障害者権利条約「日本まだ基準と隔たり」 キム国連委員長が講演
2025年12月24日 福祉新聞編集部
国連障害者権利委員会のキム・ミヨン委員長と田門浩委員が4日、東京都千代田区の全国社会福祉協議会・灘尾ホールで開かれた「日本障害フォーラム」(阿部一彦代表、JDF)の全国フォーラムで講演した。JDFは日本が2014年1月に批准した国連障害者権利条約の推進を目的に14の関係団体で活動している。
キム氏は障害者差別解消法を制定するなど、日本が障害者の権利を強化するための改革を推進してきたことを高く評価。しかし、まだ医学モデルに基づく制度が残り、福祉サービスの体系も条約が求める基準と隔たりがあると指摘した。
「条約の根本的な目標は障害者が自分で選択して地域で自由に生きていく権利の保障にある(第19条)」と持論を述べた上で、日本に対し、施設から地域生活への移行、精神科病院の長期入所の解消などに取り組むよう進言。障害がある女性のための施策、情報通信分野の基準の制定、独立した人権委員会の設置なども優先すべき課題に挙げた。

データソースから得た記録
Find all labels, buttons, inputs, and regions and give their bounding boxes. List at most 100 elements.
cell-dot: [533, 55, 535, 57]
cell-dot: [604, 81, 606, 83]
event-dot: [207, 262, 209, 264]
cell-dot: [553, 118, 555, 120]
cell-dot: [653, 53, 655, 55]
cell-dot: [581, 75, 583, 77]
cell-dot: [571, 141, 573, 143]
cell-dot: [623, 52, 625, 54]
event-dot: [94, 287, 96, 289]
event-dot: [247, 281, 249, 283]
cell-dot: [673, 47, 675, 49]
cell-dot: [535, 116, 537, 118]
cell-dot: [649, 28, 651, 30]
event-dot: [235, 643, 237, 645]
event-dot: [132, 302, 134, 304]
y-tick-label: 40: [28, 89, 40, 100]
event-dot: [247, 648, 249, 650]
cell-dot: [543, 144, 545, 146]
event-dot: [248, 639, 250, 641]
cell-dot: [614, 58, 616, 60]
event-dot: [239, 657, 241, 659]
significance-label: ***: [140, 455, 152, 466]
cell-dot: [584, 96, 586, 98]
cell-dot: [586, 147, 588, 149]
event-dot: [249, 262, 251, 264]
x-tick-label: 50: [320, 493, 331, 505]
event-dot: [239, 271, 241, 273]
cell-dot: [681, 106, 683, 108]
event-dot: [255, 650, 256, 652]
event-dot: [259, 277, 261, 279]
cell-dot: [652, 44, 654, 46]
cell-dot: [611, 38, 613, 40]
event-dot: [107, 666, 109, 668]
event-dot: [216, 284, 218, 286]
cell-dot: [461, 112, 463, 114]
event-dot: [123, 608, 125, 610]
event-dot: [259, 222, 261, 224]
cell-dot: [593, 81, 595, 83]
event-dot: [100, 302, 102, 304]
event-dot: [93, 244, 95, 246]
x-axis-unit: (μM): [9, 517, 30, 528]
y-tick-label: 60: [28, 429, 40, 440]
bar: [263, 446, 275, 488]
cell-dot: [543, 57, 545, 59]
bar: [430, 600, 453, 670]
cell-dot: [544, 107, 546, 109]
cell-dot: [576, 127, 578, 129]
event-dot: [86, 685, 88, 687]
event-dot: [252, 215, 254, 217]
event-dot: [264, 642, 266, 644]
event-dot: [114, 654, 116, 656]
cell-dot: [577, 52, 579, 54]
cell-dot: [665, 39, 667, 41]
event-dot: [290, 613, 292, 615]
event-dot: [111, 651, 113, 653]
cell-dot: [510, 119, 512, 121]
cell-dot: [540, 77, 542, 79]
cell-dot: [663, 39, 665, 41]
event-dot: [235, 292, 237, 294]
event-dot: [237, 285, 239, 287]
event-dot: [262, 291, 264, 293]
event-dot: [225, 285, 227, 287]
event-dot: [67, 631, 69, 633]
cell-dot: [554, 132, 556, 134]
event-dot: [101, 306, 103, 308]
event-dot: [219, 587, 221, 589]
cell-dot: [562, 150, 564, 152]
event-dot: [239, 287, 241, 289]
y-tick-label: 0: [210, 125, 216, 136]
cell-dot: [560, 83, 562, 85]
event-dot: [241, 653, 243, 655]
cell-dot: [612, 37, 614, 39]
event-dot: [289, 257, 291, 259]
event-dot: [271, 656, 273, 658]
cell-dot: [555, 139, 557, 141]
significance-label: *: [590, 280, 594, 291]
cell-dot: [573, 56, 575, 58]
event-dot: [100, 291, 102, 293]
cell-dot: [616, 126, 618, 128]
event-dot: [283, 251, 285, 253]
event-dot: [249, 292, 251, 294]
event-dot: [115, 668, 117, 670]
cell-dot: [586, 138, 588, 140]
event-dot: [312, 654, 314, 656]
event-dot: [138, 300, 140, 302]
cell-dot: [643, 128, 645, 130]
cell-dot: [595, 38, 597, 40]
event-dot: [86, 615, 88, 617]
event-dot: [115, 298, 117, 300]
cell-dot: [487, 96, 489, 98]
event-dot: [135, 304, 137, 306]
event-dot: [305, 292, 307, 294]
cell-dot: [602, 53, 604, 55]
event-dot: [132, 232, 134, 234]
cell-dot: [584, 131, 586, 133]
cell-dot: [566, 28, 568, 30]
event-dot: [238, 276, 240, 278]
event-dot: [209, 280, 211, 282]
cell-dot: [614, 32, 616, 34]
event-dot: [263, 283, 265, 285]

» 練習問題:
1) 障害者権利条約の記事について、次の(a)～(c)が記事の内容と合っているかどうかを「はい」か「いいえ」で答え、判断の根拠となる記事の言葉をそのまま引用しなさい。(a) 日本は2014年1月に条約を批准した。(b) JDFは20の関係団体で活動している。(c) キム氏は障害がある女性のための施策を優先すべき課題の一つに挙げた。
2) 障害者権利条約の記事を、最後の文の次から書き継ぎなさい。
一覧はこの学習には関係しない。

» 問題別の解答:
1)
(a) はい。「日本が2014年1月に批准した国連障害者権利条約」
(b) いいえ。「14の関係団体で活動している」
(c) はい。「障害がある女性のための施策、情報通信分野の基準の制定、独立した人権委員会の設置なども優先すべき課題に挙げた」

2)
参加者に向けて「日本は条約履行の国際的なモデルになる能力や資源を備えている。完全なインクルージョンと平等に向かう道を共に歩みましょう」と呼び掛けた。
また、キム氏はさまざまな政府間会議に出席しており、国際的な動向についても紹介。条約履行の評価は、文書による報告から実際の変化と数値的根拠の提示へとシフトしていくことなどを説明した。
続いて1月に委員に就任した田門氏が登壇。障害当事者の政策への参画、独立した国内人権機関の設置などが重要だとした。